Do this: Write the data out again exactly, dropping any images it holds.

Dataset:

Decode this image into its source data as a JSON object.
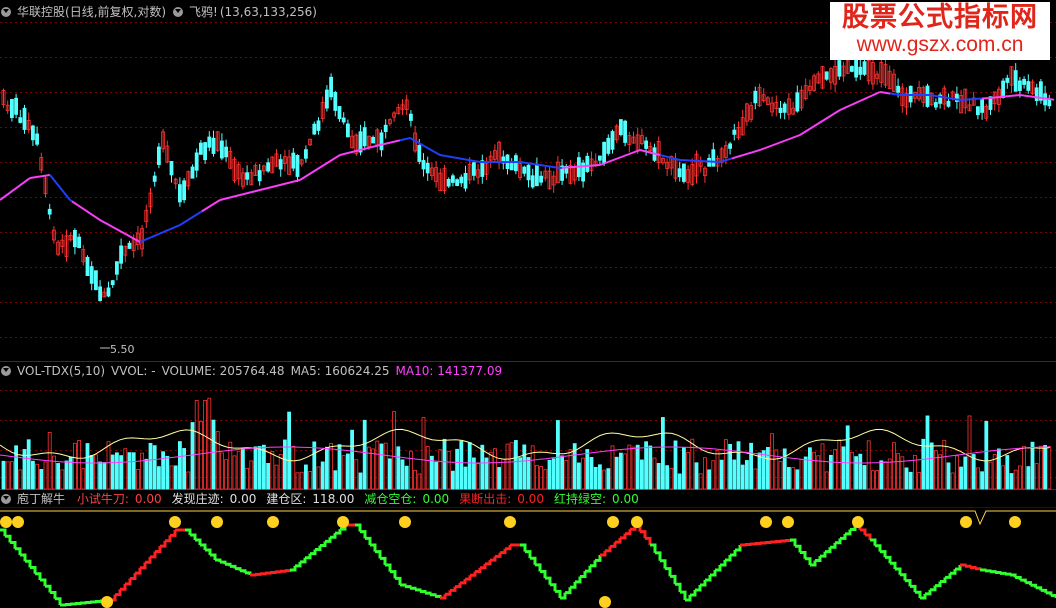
{
  "main_panel": {
    "stock_name": "华联控股",
    "period": "(日线,前复权,对数)",
    "indicator_name": "飞鸦!",
    "indicator_params": "(13,63,133,256)",
    "min_price_label": "5.50"
  },
  "volume_panel": {
    "indicator": "VOL-TDX(5,10)",
    "vvol": "VVOL: -",
    "volume": "VOLUME: 205764.48",
    "ma5": "MA5: 160624.25",
    "ma10": "MA10: 141377.09"
  },
  "signal_panel": {
    "title": "庖丁解牛",
    "items": [
      {
        "label": "小试牛刀:",
        "value": "0.00",
        "color": "#ff4040"
      },
      {
        "label": "发现庄迹:",
        "value": "0.00",
        "color": "#e0e0e0"
      },
      {
        "label": "建仓区:",
        "value": "118.00",
        "color": "#e0e0e0"
      },
      {
        "label": "减仓空仓:",
        "value": "0.00",
        "color": "#30ff30"
      },
      {
        "label": "果断出击:",
        "value": "0.00",
        "color": "#ff2020"
      },
      {
        "label": "红持绿空:",
        "value": "0.00",
        "color": "#30ff30"
      }
    ]
  },
  "watermark": {
    "line1": "股票公式指标网",
    "line2": "www.gszx.com.cn"
  },
  "colors": {
    "up": "#ff3232",
    "down": "#54ffff",
    "ma_up": "#ff40ff",
    "ma_down": "#2040ff",
    "grid": "#800000"
  }
}
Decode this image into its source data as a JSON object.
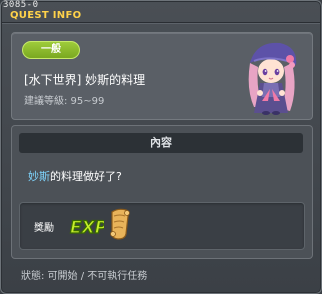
{
  "window": {
    "code": "3085-0",
    "title": "QUEST INFO"
  },
  "quest": {
    "badge": "一般",
    "name": "[水下世界] 妙斯的料理",
    "level": "建議等級: 95~99",
    "npc_icon": "npc-portrait-purple-hat-girl"
  },
  "content": {
    "header": "內容",
    "npc_name": "妙斯",
    "text_rest": "的料理做好了?",
    "reward_label": "獎勵",
    "reward_icons": [
      "exp-icon",
      "scroll-icon"
    ]
  },
  "status": "狀態: 可開始 / 不可執行任務",
  "colors": {
    "title": "#ffd24a",
    "badge_green": "#8cbf2c",
    "npc_name": "#7fd6ff"
  }
}
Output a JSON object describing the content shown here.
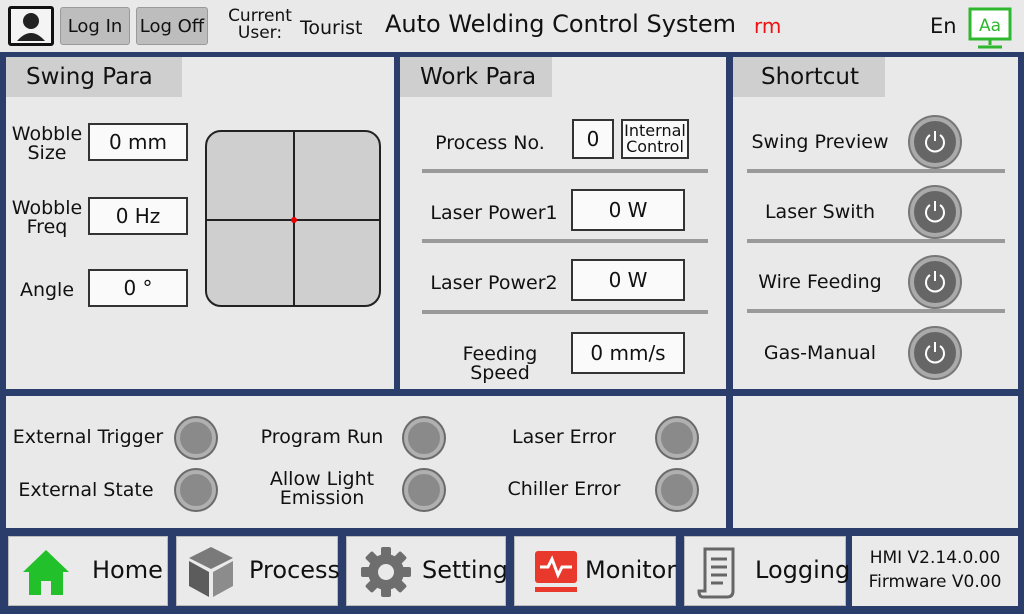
{
  "header": {
    "login_label": "Log In",
    "logoff_label": "Log Off",
    "current_user_label": "Current User:",
    "current_user": "Tourist",
    "title": "Auto Welding Control System",
    "status_text": "rm",
    "language": "En",
    "font_button_label": "Aa"
  },
  "swing": {
    "title": "Swing Para",
    "wobble_size_label": "Wobble Size",
    "wobble_size_value": "0 mm",
    "wobble_freq_label": "Wobble Freq",
    "wobble_freq_value": "0 Hz",
    "angle_label": "Angle",
    "angle_value": "0 °"
  },
  "work": {
    "title": "Work Para",
    "process_no_label": "Process No.",
    "process_no_value": "0",
    "control_mode": "Internal Control",
    "laser_power1_label": "Laser Power1",
    "laser_power1_value": "0 W",
    "laser_power2_label": "Laser Power2",
    "laser_power2_value": "0 W",
    "feeding_speed_label": "Feeding Speed",
    "feeding_speed_value": "0 mm/s"
  },
  "shortcut": {
    "title": "Shortcut",
    "items": [
      {
        "label": "Swing Preview"
      },
      {
        "label": "Laser Swith"
      },
      {
        "label": "Wire Feeding"
      },
      {
        "label": "Gas-Manual"
      }
    ]
  },
  "status": {
    "external_trigger": "External Trigger",
    "external_state": "External State",
    "program_run": "Program Run",
    "allow_light_emission": "Allow Light Emission",
    "laser_error": "Laser Error",
    "chiller_error": "Chiller Error"
  },
  "nav": {
    "home": "Home",
    "process": "Process",
    "setting": "Setting",
    "monitor": "Monitor",
    "logging": "Logging"
  },
  "version": {
    "hmi": "HMI V2.14.0.00",
    "firmware": "Firmware  V0.00"
  },
  "colors": {
    "border": "#2b3d6b",
    "panel": "#e9e9e9",
    "home_icon": "#22c02a",
    "monitor_icon": "#e8392c",
    "status_text": "#ee1111"
  }
}
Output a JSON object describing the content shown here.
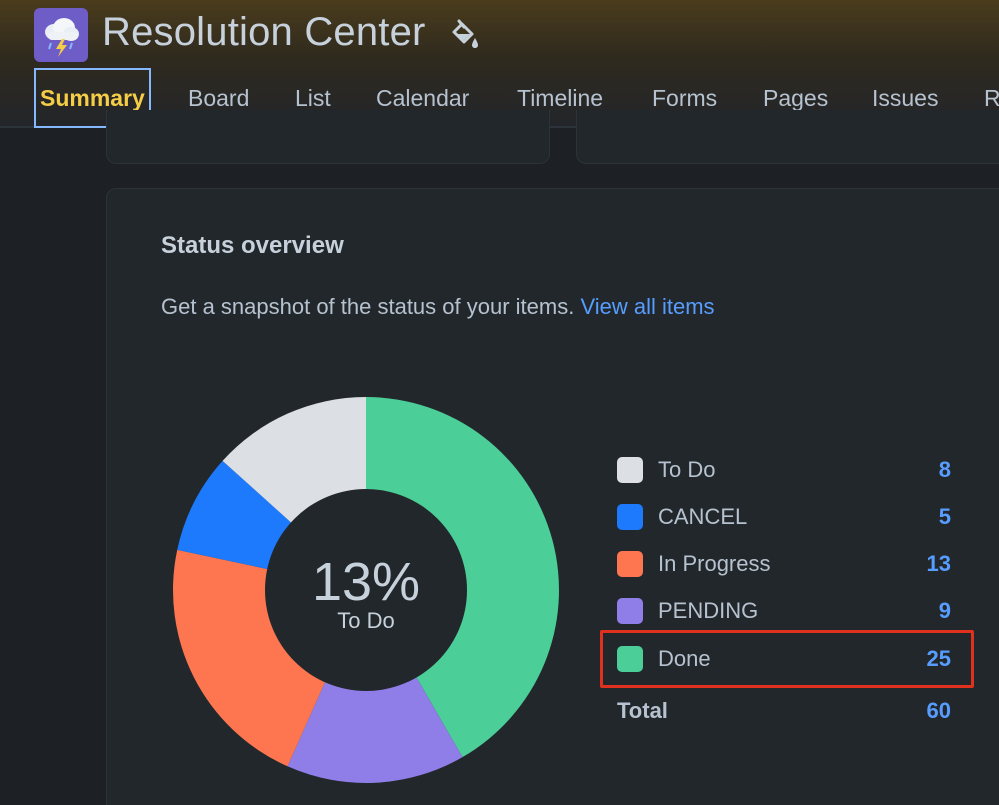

Answer for the task:
Decode this image into its source data as a JSON object.
{
  "main_panel": {
    "stock_name": "华联控股",
    "period": "(日线,前复权,对数)",
    "indicator_name": "飞鸦!",
    "indicator_params": "(13,63,133,256)",
    "min_price_label": "5.50"
  },
  "volume_panel": {
    "indicator": "VOL-TDX(5,10)",
    "vvol": "VVOL: -",
    "volume": "VOLUME: 205764.48",
    "ma5": "MA5: 160624.25",
    "ma10": "MA10: 141377.09"
  },
  "signal_panel": {
    "title": "庖丁解牛",
    "items": [
      {
        "label": "小试牛刀:",
        "value": "0.00",
        "color": "#ff4040"
      },
      {
        "label": "发现庄迹:",
        "value": "0.00",
        "color": "#e0e0e0"
      },
      {
        "label": "建仓区:",
        "value": "118.00",
        "color": "#e0e0e0"
      },
      {
        "label": "减仓空仓:",
        "value": "0.00",
        "color": "#30ff30"
      },
      {
        "label": "果断出击:",
        "value": "0.00",
        "color": "#ff2020"
      },
      {
        "label": "红持绿空:",
        "value": "0.00",
        "color": "#30ff30"
      }
    ]
  },
  "watermark": {
    "line1": "股票公式指标网",
    "line2": "www.gszx.com.cn"
  },
  "colors": {
    "up": "#ff3232",
    "down": "#54ffff",
    "ma_up": "#ff40ff",
    "ma_down": "#2040ff",
    "grid": "#800000"
  }
}
Decode this image into its source data as a JSON object.
{
  "window": {
    "code": "3085-0",
    "title": "QUEST INFO"
  },
  "quest": {
    "badge": "一般",
    "name": "[水下世界] 妙斯的料理",
    "level": "建議等級: 95~99",
    "npc_icon": "npc-portrait-purple-hat-girl"
  },
  "content": {
    "header": "內容",
    "npc_name": "妙斯",
    "text_rest": "的料理做好了?",
    "reward_label": "獎勵",
    "reward_icons": [
      "exp-icon",
      "scroll-icon"
    ]
  },
  "status": "狀態: 可開始 / 不可執行任務",
  "colors": {
    "title": "#ffd24a",
    "badge_green": "#8cbf2c",
    "npc_name": "#7fd6ff"
  }
}
Output a JSON object describing the content shown here.
{
  "header": {
    "login_label": "Log In",
    "logoff_label": "Log Off",
    "current_user_label": "Current User:",
    "current_user": "Tourist",
    "title": "Auto Welding Control System",
    "status_text": "rm",
    "language": "En",
    "font_button_label": "Aa"
  },
  "swing": {
    "title": "Swing Para",
    "wobble_size_label": "Wobble Size",
    "wobble_size_value": "0 mm",
    "wobble_freq_label": "Wobble Freq",
    "wobble_freq_value": "0 Hz",
    "angle_label": "Angle",
    "angle_value": "0 °"
  },
  "work": {
    "title": "Work Para",
    "process_no_label": "Process No.",
    "process_no_value": "0",
    "control_mode": "Internal Control",
    "laser_power1_label": "Laser Power1",
    "laser_power1_value": "0 W",
    "laser_power2_label": "Laser Power2",
    "laser_power2_value": "0 W",
    "feeding_speed_label": "Feeding Speed",
    "feeding_speed_value": "0 mm/s"
  },
  "shortcut": {
    "title": "Shortcut",
    "items": [
      {
        "label": "Swing Preview"
      },
      {
        "label": "Laser Swith"
      },
      {
        "label": "Wire Feeding"
      },
      {
        "label": "Gas-Manual"
      }
    ]
  },
  "status": {
    "external_trigger": "External Trigger",
    "external_state": "External State",
    "program_run": "Program Run",
    "allow_light_emission": "Allow Light Emission",
    "laser_error": "Laser Error",
    "chiller_error": "Chiller Error"
  },
  "nav": {
    "home": "Home",
    "process": "Process",
    "setting": "Setting",
    "monitor": "Monitor",
    "logging": "Logging"
  },
  "version": {
    "hmi": "HMI V2.14.0.00",
    "firmware": "Firmware  V0.00"
  },
  "colors": {
    "border": "#2b3d6b",
    "panel": "#e9e9e9",
    "home_icon": "#22c02a",
    "monitor_icon": "#e8392c",
    "status_text": "#ee1111"
  }
}
Output a JSON object describing the content shown here.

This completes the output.